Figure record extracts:
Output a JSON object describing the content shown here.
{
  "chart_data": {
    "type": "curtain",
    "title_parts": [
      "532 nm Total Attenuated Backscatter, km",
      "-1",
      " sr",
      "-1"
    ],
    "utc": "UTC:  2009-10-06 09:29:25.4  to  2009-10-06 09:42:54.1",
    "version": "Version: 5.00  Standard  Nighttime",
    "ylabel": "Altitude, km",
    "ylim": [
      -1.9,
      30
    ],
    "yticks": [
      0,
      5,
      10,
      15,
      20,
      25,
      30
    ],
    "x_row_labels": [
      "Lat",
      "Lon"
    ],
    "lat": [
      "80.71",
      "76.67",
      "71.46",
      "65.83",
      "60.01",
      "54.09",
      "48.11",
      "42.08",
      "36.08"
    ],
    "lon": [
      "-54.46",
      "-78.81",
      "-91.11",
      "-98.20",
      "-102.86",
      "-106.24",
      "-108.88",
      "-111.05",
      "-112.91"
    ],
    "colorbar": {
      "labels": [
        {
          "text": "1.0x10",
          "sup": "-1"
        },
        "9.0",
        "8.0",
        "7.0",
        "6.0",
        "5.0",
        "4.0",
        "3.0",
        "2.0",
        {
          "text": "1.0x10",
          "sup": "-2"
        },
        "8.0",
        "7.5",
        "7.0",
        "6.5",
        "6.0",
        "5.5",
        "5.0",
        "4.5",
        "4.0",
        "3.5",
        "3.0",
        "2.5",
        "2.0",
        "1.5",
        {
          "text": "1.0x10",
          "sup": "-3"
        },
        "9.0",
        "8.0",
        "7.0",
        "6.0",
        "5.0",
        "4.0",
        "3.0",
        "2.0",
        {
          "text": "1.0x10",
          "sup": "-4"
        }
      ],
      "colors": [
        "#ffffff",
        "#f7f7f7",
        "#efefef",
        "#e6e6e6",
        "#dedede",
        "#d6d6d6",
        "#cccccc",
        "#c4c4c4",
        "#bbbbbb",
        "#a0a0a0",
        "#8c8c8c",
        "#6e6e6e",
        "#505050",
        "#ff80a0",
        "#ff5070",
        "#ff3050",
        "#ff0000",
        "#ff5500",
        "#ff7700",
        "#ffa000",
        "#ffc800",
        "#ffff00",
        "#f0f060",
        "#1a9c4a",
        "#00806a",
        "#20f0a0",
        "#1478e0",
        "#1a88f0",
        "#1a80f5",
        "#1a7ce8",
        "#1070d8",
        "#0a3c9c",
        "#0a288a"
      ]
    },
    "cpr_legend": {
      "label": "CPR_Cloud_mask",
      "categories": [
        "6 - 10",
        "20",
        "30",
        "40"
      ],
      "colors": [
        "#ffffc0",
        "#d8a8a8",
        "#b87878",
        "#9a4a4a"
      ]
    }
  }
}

--- Direction ---
Print the listing above in full, exactly as it is.

--- Finished task ---
Output a JSON object describing the content shown here.
{
  "chart_data": {
    "type": "curtain",
    "title_parts": [
      "532 nm Total Attenuated Backscatter, km",
      "-1",
      " sr",
      "-1"
    ],
    "utc": "UTC:  2009-10-06 09:29:25.4  to  2009-10-06 09:42:54.1",
    "version": "Version: 5.00  Standard  Nighttime",
    "ylabel": "Altitude, km",
    "ylim": [
      -1.9,
      30
    ],
    "yticks": [
      0,
      5,
      10,
      15,
      20,
      25,
      30
    ],
    "x_row_labels": [
      "Lat",
      "Lon"
    ],
    "lat": [
      "80.71",
      "76.67",
      "71.46",
      "65.83",
      "60.01",
      "54.09",
      "48.11",
      "42.08",
      "36.08"
    ],
    "lon": [
      "-54.46",
      "-78.81",
      "-91.11",
      "-98.20",
      "-102.86",
      "-106.24",
      "-108.88",
      "-111.05",
      "-112.91"
    ],
    "colorbar": {
      "labels": [
        {
          "text": "1.0x10",
          "sup": "-1"
        },
        "9.0",
        "8.0",
        "7.0",
        "6.0",
        "5.0",
        "4.0",
        "3.0",
        "2.0",
        {
          "text": "1.0x10",
          "sup": "-2"
        },
        "8.0",
        "7.5",
        "7.0",
        "6.5",
        "6.0",
        "5.5",
        "5.0",
        "4.5",
        "4.0",
        "3.5",
        "3.0",
        "2.5",
        "2.0",
        "1.5",
        {
          "text": "1.0x10",
          "sup": "-3"
        },
        "9.0",
        "8.0",
        "7.0",
        "6.0",
        "5.0",
        "4.0",
        "3.0",
        "2.0",
        {
          "text": "1.0x10",
          "sup": "-4"
        }
      ],
      "colors": [
        "#ffffff",
        "#f7f7f7",
        "#efefef",
        "#e6e6e6",
        "#dedede",
        "#d6d6d6",
        "#cccccc",
        "#c4c4c4",
        "#bbbbbb",
        "#a0a0a0",
        "#8c8c8c",
        "#6e6e6e",
        "#505050",
        "#ff80a0",
        "#ff5070",
        "#ff3050",
        "#ff0000",
        "#ff5500",
        "#ff7700",
        "#ffa000",
        "#ffc800",
        "#ffff00",
        "#f0f060",
        "#1a9c4a",
        "#00806a",
        "#20f0a0",
        "#1478e0",
        "#1a88f0",
        "#1a80f5",
        "#1a7ce8",
        "#1070d8",
        "#0a3c9c",
        "#0a288a"
      ]
    },
    "cpr_legend": {
      "label": "CPR_Cloud_mask",
      "categories": [
        "6 - 10",
        "20",
        "30",
        "40"
      ],
      "colors": [
        "#ffffc0",
        "#d8a8a8",
        "#b87878",
        "#9a4a4a"
      ]
    }
  }
}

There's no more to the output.